----- Entries supplied

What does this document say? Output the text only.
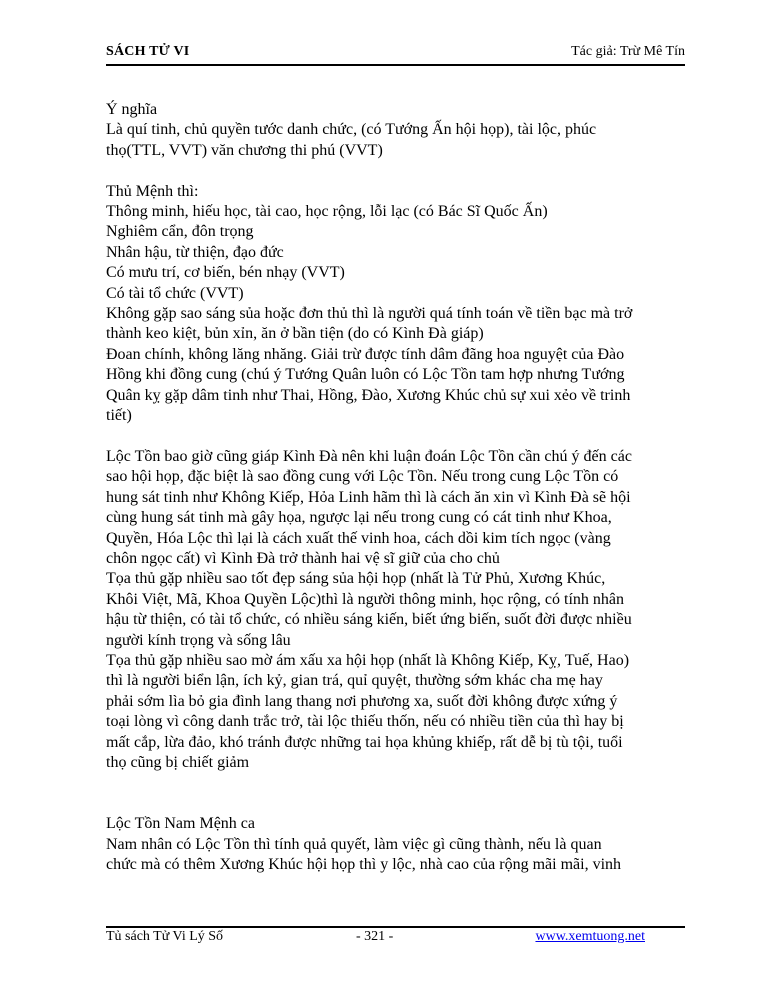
SÁCH TỬ VI	Tác giả: Trừ Mê Tín

Ý nghĩa

Là quí tinh, chủ quyền tước danh chức, (có Tướng Ấn hội họp), tài lộc, phúc

thọ(TTL, VVT) văn chương thi phú (VVT)

Thủ Mệnh thì:

Thông minh, hiếu học, tài cao, học rộng, lỗi lạc (có Bác Sĩ Quốc Ấn)

Nghiêm cẩn, đôn trọng

Nhân hậu, từ thiện, đạo đức

Có mưu trí, cơ biến, bén nhạy (VVT)

Có tài tổ chức (VVT)

Không gặp sao sáng sủa hoặc đơn thủ thì là người quá tính toán về tiền bạc mà trở

thành keo kiệt, bủn xỉn, ăn ở bần tiện (do có Kình Đà giáp)

Đoan chính, không lăng nhăng. Giải trừ được tính dâm đãng hoa nguyệt của Đào

Hồng khi đồng cung (chú ý Tướng Quân luôn có Lộc Tồn tam hợp nhưng Tướng

Quân kỵ gặp dâm tinh như Thai, Hồng, Đào, Xương Khúc chủ sự xui xẻo về trinh

tiết)

Lộc Tồn bao giờ cũng giáp Kình Đà nên khi luận đoán Lộc Tồn cần chú ý đến các

sao hội họp, đặc biệt là sao đồng cung với Lộc Tồn. Nếu trong cung Lộc Tồn có

hung sát tinh như Không Kiếp, Hỏa Linh hãm thì là cách ăn xin vì Kình Đà sẽ hội

cùng hung sát tinh mà gây họa, ngược lại nếu trong cung có cát tinh như Khoa,

Quyền, Hóa Lộc thì lại là cách xuất thế vinh hoa, cách dồi kim tích ngọc (vàng

chôn ngọc cất) vì Kình Đà trở thành hai vệ sĩ giữ của cho chủ

Tọa thủ gặp nhiều sao tốt đẹp sáng sủa hội họp (nhất là Tử Phủ, Xương Khúc,

Khôi Việt, Mã, Khoa Quyền Lộc)thì là người thông minh, học rộng, có tính nhân

hậu từ thiện, có tài tổ chức, có nhiều sáng kiến, biết ứng biến, suốt đời được nhiều

người kính trọng và sống lâu

Tọa thủ gặp nhiều sao mờ ám xấu xa hội họp (nhất là Không Kiếp, Kỵ, Tuế, Hao)

thì là người biển lận, ích kỷ, gian trá, quỉ quyệt, thường sớm khác cha mẹ hay

phải sớm lìa bỏ gia đình lang thang nơi phương xa, suốt đời không được xứng ý

toại lòng vì công danh trắc trở, tài lộc thiếu thốn, nếu có nhiều tiền của thì hay bị

mất cắp, lừa đảo, khó tránh được những tai họa khủng khiếp, rất dễ bị tù tội, tuổi

thọ cũng bị chiết giảm

Lộc Tồn Nam Mệnh ca

Nam nhân có Lộc Tồn thì tính quả quyết, làm việc gì cũng thành, nếu là quan

chức mà có thêm Xương Khúc hội họp thì y lộc, nhà cao của rộng mãi mãi, vinh

Tủ sách Tử Vi Lý Số	- 321 -	www.xemtuong.net
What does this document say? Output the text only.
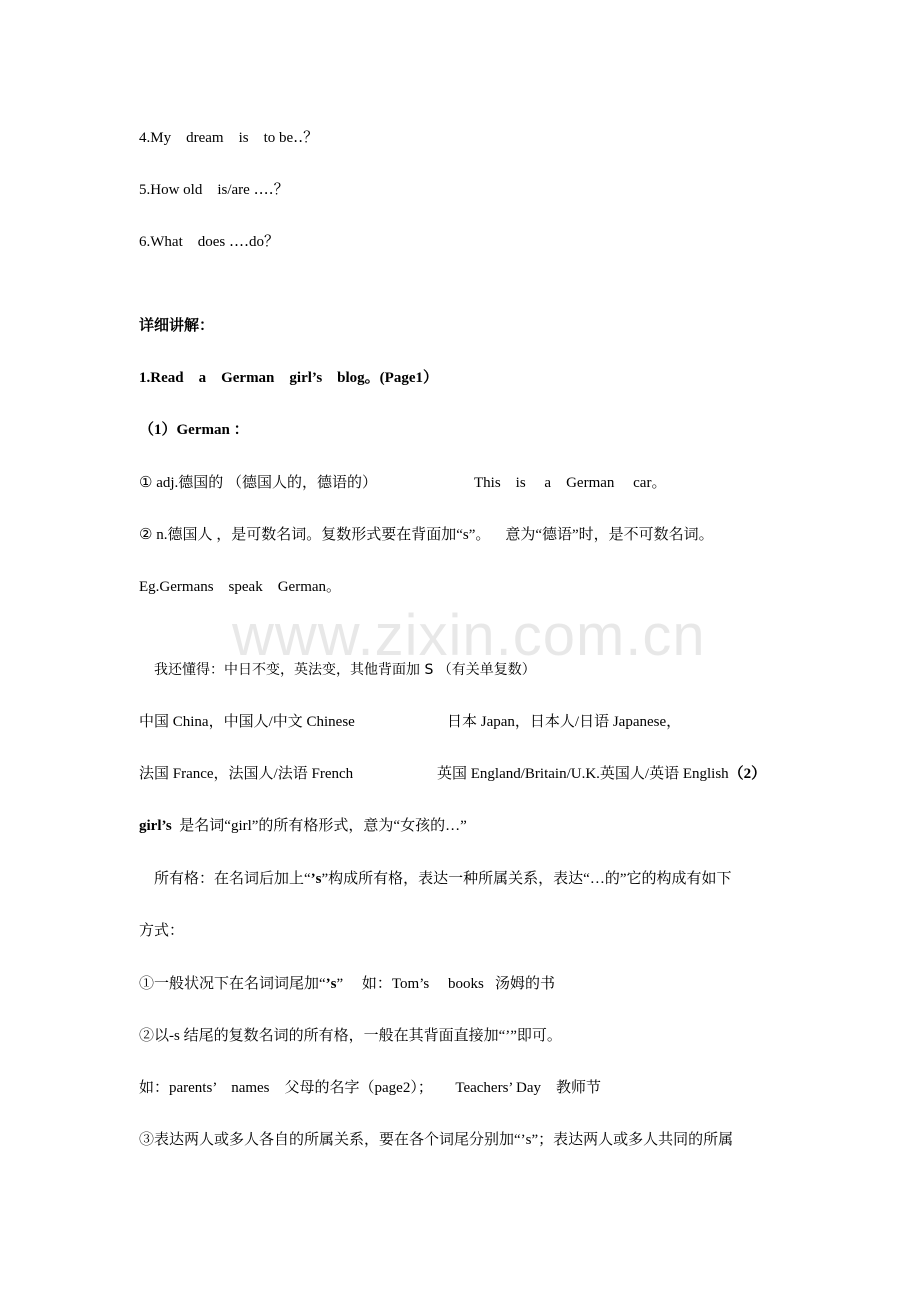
www.zixin.com.cn
4.My    dream    is    to be‥？
5.How old    is/are ‥‥？
6.What    does ‥‥do？
详细讲解：
1.Read    a    German    girl’s    blog。(Page1）
（1）German ：
① adj.德国的 （德国人的，德语的）	This    is     a    German     car。
② n.德国人 ，是可数名词。复数形式要在背面加“s”。    意为“德语”时，是不可数名词。
Eg.Germans    speak    German。
我还懂得：中日不变，英法变，其他背面加 S （有关单复数）
中国 China，中国人/中文 Chinese	日本 Japan，日本人/日语 Japanese，
法国 France，法国人/法语 French	英国 England/Britain/U.K.英国人/英语 English（2）
girl’s  是名词“girl”的所有格形式，意为“女孩的…”
所有格：在名词后加上“’s”构成所有格，表达一种所属关系，表达“…的”它的构成有如下
方式：
①一般状况下在名词词尾加“’s”     如：Tom’s     books   汤姆的书
②以-s 结尾的复数名词的所有格，一般在其背面直接加“’”即可。
如：parents’    names    父母的名字（page2）；      Teachers’ Day    教师节
③表达两人或多人各自的所属关系，要在各个词尾分别加“’s”；表达两人或多人共同的所属
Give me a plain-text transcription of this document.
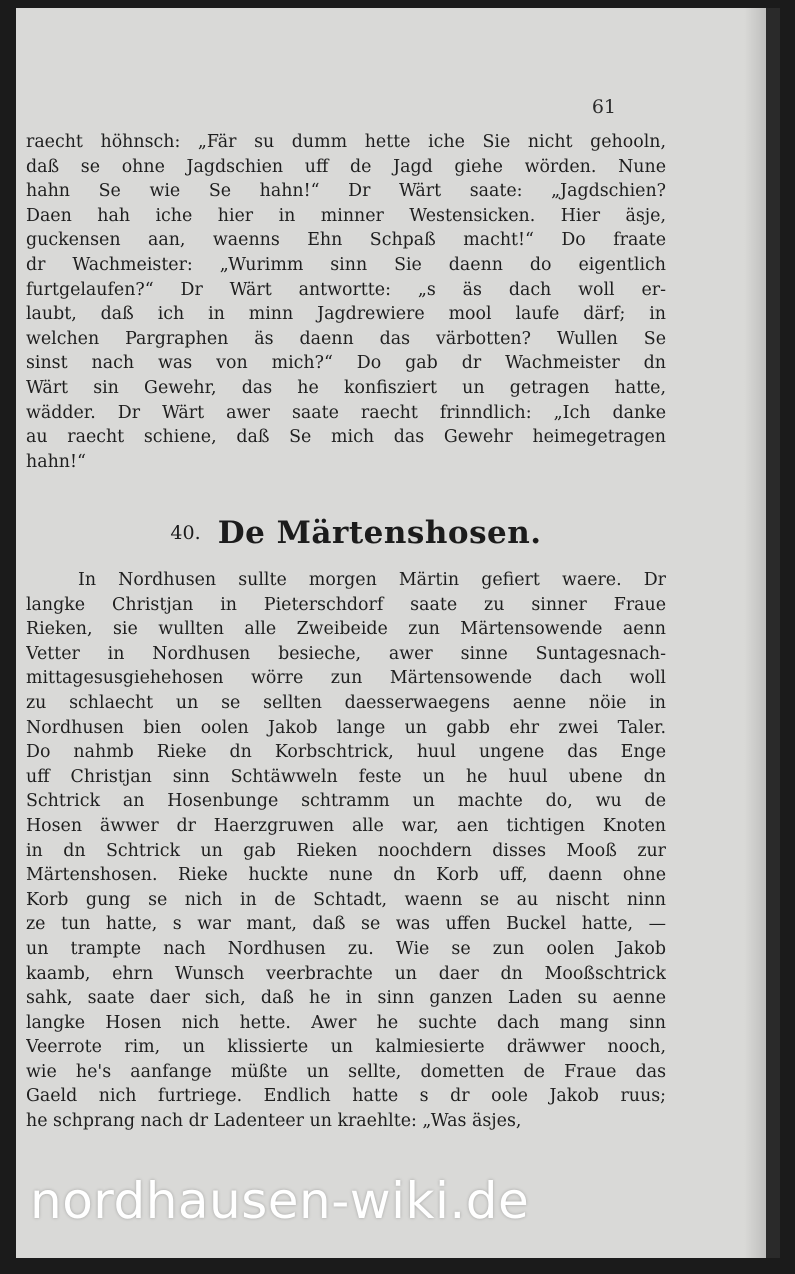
61
raecht höhnsch: „Fär su dumm hette iche Sie nicht gehooln,
daß se ohne Jagdschien uff de Jagd giehe wörden. Nune
hahn Se wie Se hahn!“ Dr Wärt saate: „Jagdschien?
Daen hah iche hier in minner Westensicken. Hier äsje,
guckensen aan, waenns Ehn Schpaß macht!“ Do fraate
dr Wachmeister: „Wurimm sinn Sie daenn do eigentlich
furtgelaufen?“ Dr Wärt antwortte: „s äs dach woll er-
laubt, daß ich in minn Jagdrewiere mool laufe därf; in
welchen Pargraphen äs daenn das värbotten? Wullen Se
sinst nach was von mich?“ Do gab dr Wachmeister dn
Wärt sin Gewehr, das he konfisziert un getragen hatte,
wädder. Dr Wärt awer saate raecht frinndlich: „Ich danke
au raecht schiene, daß Se mich das Gewehr heimegetragen
hahn!“
40. De Märtenshosen.
In Nordhusen sullte morgen Märtin gefiert waere. Dr
langke Christjan in Pieterschdorf saate zu sinner Fraue
Rieken, sie wullten alle Zweibeide zun Märtensowende aenn
Vetter in Nordhusen besieche, awer sinne Suntagesnach-
mittagesusgiehehosen wörre zun Märtensowende dach woll
zu schlaecht un se sellten daesserwaegens aenne nöie in
Nordhusen bien oolen Jakob lange un gabb ehr zwei Taler.
Do nahmb Rieke dn Korbschtrick, huul ungene das Enge
uff Christjan sinn Schtäwweln feste un he huul ubene dn
Schtrick an Hosenbunge schtramm un machte do, wu de
Hosen äwwer dr Haerzgruwen alle war, aen tichtigen Knoten
in dn Schtrick un gab Rieken noochdern disses Mooß zur
Märtenshosen. Rieke huckte nune dn Korb uff, daenn ohne
Korb gung se nich in de Schtadt, waenn se au nischt ninn
ze tun hatte, s war mant, daß se was uffen Buckel hatte, —
un trampte nach Nordhusen zu. Wie se zun oolen Jakob
kaamb, ehrn Wunsch veerbrachte un daer dn Mooßschtrick
sahk, saate daer sich, daß he in sinn ganzen Laden su aenne
langke Hosen nich hette. Awer he suchte dach mang sinn
Veerrote rim, un klissierte un kalmiesierte dräwwer nooch,
wie he's aanfange müßte un sellte, dometten de Fraue das
Gaeld nich furtriege. Endlich hatte s dr oole Jakob ruus;
he schprang nach dr Ladenteer un kraehlte: „Was äsjes,
nordhausen-wiki.de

----------

Pictures are excluded; output everything else in the data verbatim.

## Output of the task
What does this document say? Output the text only.
SÁCH TỬ VI	Tác giả: Trừ Mê Tín

Ý nghĩa

Là quí tinh, chủ quyền tước danh chức, (có Tướng Ấn hội họp), tài lộc, phúc

thọ(TTL, VVT) văn chương thi phú (VVT)

Thủ Mệnh thì:

Thông minh, hiếu học, tài cao, học rộng, lỗi lạc (có Bác Sĩ Quốc Ấn)

Nghiêm cẩn, đôn trọng

Nhân hậu, từ thiện, đạo đức

Có mưu trí, cơ biến, bén nhạy (VVT)

Có tài tổ chức (VVT)

Không gặp sao sáng sủa hoặc đơn thủ thì là người quá tính toán về tiền bạc mà trở

thành keo kiệt, bủn xỉn, ăn ở bần tiện (do có Kình Đà giáp)

Đoan chính, không lăng nhăng. Giải trừ được tính dâm đãng hoa nguyệt của Đào

Hồng khi đồng cung (chú ý Tướng Quân luôn có Lộc Tồn tam hợp nhưng Tướng

Quân kỵ gặp dâm tinh như Thai, Hồng, Đào, Xương Khúc chủ sự xui xẻo về trinh

tiết)

Lộc Tồn bao giờ cũng giáp Kình Đà nên khi luận đoán Lộc Tồn cần chú ý đến các

sao hội họp, đặc biệt là sao đồng cung với Lộc Tồn. Nếu trong cung Lộc Tồn có

hung sát tinh như Không Kiếp, Hỏa Linh hãm thì là cách ăn xin vì Kình Đà sẽ hội

cùng hung sát tinh mà gây họa, ngược lại nếu trong cung có cát tinh như Khoa,

Quyền, Hóa Lộc thì lại là cách xuất thế vinh hoa, cách dồi kim tích ngọc (vàng

chôn ngọc cất) vì Kình Đà trở thành hai vệ sĩ giữ của cho chủ

Tọa thủ gặp nhiều sao tốt đẹp sáng sủa hội họp (nhất là Tử Phủ, Xương Khúc,

Khôi Việt, Mã, Khoa Quyền Lộc)thì là người thông minh, học rộng, có tính nhân

hậu từ thiện, có tài tổ chức, có nhiều sáng kiến, biết ứng biến, suốt đời được nhiều

người kính trọng và sống lâu

Tọa thủ gặp nhiều sao mờ ám xấu xa hội họp (nhất là Không Kiếp, Kỵ, Tuế, Hao)

thì là người biển lận, ích kỷ, gian trá, quỉ quyệt, thường sớm khác cha mẹ hay

phải sớm lìa bỏ gia đình lang thang nơi phương xa, suốt đời không được xứng ý

toại lòng vì công danh trắc trở, tài lộc thiếu thốn, nếu có nhiều tiền của thì hay bị

mất cắp, lừa đảo, khó tránh được những tai họa khủng khiếp, rất dễ bị tù tội, tuổi

thọ cũng bị chiết giảm

Lộc Tồn Nam Mệnh ca

Nam nhân có Lộc Tồn thì tính quả quyết, làm việc gì cũng thành, nếu là quan

chức mà có thêm Xương Khúc hội họp thì y lộc, nhà cao của rộng mãi mãi, vinh

Tủ sách Tử Vi Lý Số	- 321 -	www.xemtuong.net
What does this document say? Output the text only.
www.zixin.com.cn
4.My    dream    is    to be‥？
5.How old    is/are ‥‥？
6.What    does ‥‥do？
详细讲解：
1.Read    a    German    girl’s    blog。(Page1）
（1）German ：
① adj.德国的 （德国人的，德语的）	This    is     a    German     car。
② n.德国人 ，是可数名词。复数形式要在背面加“s”。    意为“德语”时，是不可数名词。
Eg.Germans    speak    German。
我还懂得：中日不变，英法变，其他背面加 S （有关单复数）
中国 China，中国人/中文 Chinese	日本 Japan，日本人/日语 Japanese，
法国 France，法国人/法语 French	英国 England/Britain/U.K.英国人/英语 English（2）
girl’s  是名词“girl”的所有格形式，意为“女孩的…”
所有格：在名词后加上“’s”构成所有格，表达一种所属关系，表达“…的”它的构成有如下
方式：
①一般状况下在名词词尾加“’s”     如：Tom’s     books   汤姆的书
②以-s 结尾的复数名词的所有格，一般在其背面直接加“’”即可。
如：parents’    names    父母的名字（page2）；      Teachers’ Day    教师节
③表达两人或多人各自的所属关系，要在各个词尾分别加“’s”；表达两人或多人共同的所属
Give me a plain-text transcription of this document.
61
raecht höhnsch: „Fär su dumm hette iche Sie nicht gehooln,
daß se ohne Jagdschien uff de Jagd giehe wörden. Nune
hahn Se wie Se hahn!“ Dr Wärt saate: „Jagdschien?
Daen hah iche hier in minner Westensicken. Hier äsje,
guckensen aan, waenns Ehn Schpaß macht!“ Do fraate
dr Wachmeister: „Wurimm sinn Sie daenn do eigentlich
furtgelaufen?“ Dr Wärt antwortte: „s äs dach woll er-
laubt, daß ich in minn Jagdrewiere mool laufe därf; in
welchen Pargraphen äs daenn das värbotten? Wullen Se
sinst nach was von mich?“ Do gab dr Wachmeister dn
Wärt sin Gewehr, das he konfisziert un getragen hatte,
wädder. Dr Wärt awer saate raecht frinndlich: „Ich danke
au raecht schiene, daß Se mich das Gewehr heimegetragen
hahn!“
40. De Märtenshosen.
In Nordhusen sullte morgen Märtin gefiert waere. Dr
langke Christjan in Pieterschdorf saate zu sinner Fraue
Rieken, sie wullten alle Zweibeide zun Märtensowende aenn
Vetter in Nordhusen besieche, awer sinne Suntagesnach-
mittagesusgiehehosen wörre zun Märtensowende dach woll
zu schlaecht un se sellten daesserwaegens aenne nöie in
Nordhusen bien oolen Jakob lange un gabb ehr zwei Taler.
Do nahmb Rieke dn Korbschtrick, huul ungene das Enge
uff Christjan sinn Schtäwweln feste un he huul ubene dn
Schtrick an Hosenbunge schtramm un machte do, wu de
Hosen äwwer dr Haerzgruwen alle war, aen tichtigen Knoten
in dn Schtrick un gab Rieken noochdern disses Mooß zur
Märtenshosen. Rieke huckte nune dn Korb uff, daenn ohne
Korb gung se nich in de Schtadt, waenn se au nischt ninn
ze tun hatte, s war mant, daß se was uffen Buckel hatte, —
un trampte nach Nordhusen zu. Wie se zun oolen Jakob
kaamb, ehrn Wunsch veerbrachte un daer dn Mooßschtrick
sahk, saate daer sich, daß he in sinn ganzen Laden su aenne
langke Hosen nich hette. Awer he suchte dach mang sinn
Veerrote rim, un klissierte un kalmiesierte dräwwer nooch,
wie he's aanfange müßte un sellte, dometten de Fraue das
Gaeld nich furtriege. Endlich hatte s dr oole Jakob ruus;
he schprang nach dr Ladenteer un kraehlte: „Was äsjes,
nordhausen-wiki.de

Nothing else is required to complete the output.